[start RAW DATA]
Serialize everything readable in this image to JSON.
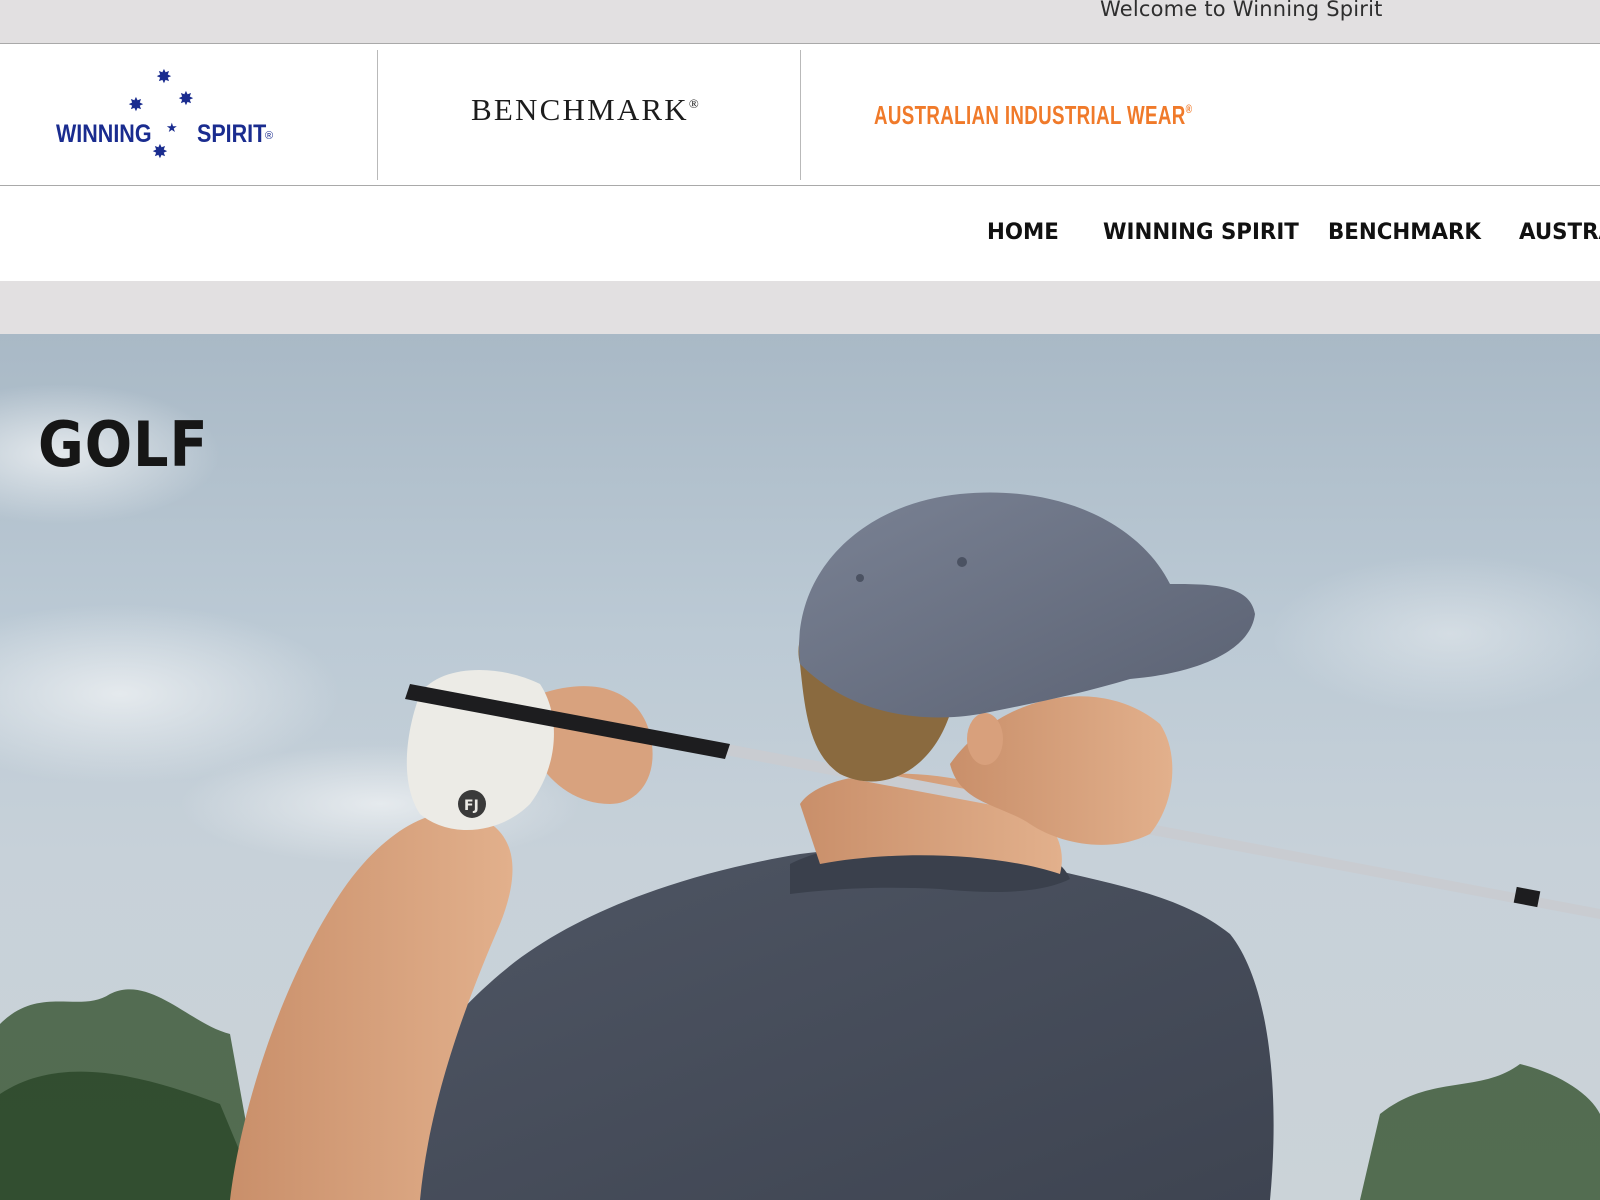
{
  "topbar": {
    "welcome_text": "Welcome to Winning Spirit"
  },
  "brands": {
    "winning_spirit": {
      "word1": "WINNING",
      "word2": "SPIRIT",
      "reg": "®"
    },
    "benchmark": {
      "name": "BENCHMARK",
      "reg": "®"
    },
    "australian_industrial_wear": {
      "name": "AUSTRALIAN INDUSTRIAL WEAR",
      "reg": "®"
    }
  },
  "nav": {
    "items": [
      {
        "label": "HOME"
      },
      {
        "label": "WINNING SPIRIT"
      },
      {
        "label": "BENCHMARK"
      },
      {
        "label": "AUSTRA"
      }
    ]
  },
  "hero": {
    "title": "GOLF"
  },
  "colors": {
    "brand_blue": "#1a2c8f",
    "aiw_orange": "#f07a2a",
    "page_grey": "#e2e0e1"
  }
}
[end RAW DATA]
OBJECTIVE:
From the records above, pull out each line that has "name".

RESPONSE TO THE EXERCISE:
      "name": "BENCHMARK",
      "name": "AUSTRALIAN INDUSTRIAL WEAR",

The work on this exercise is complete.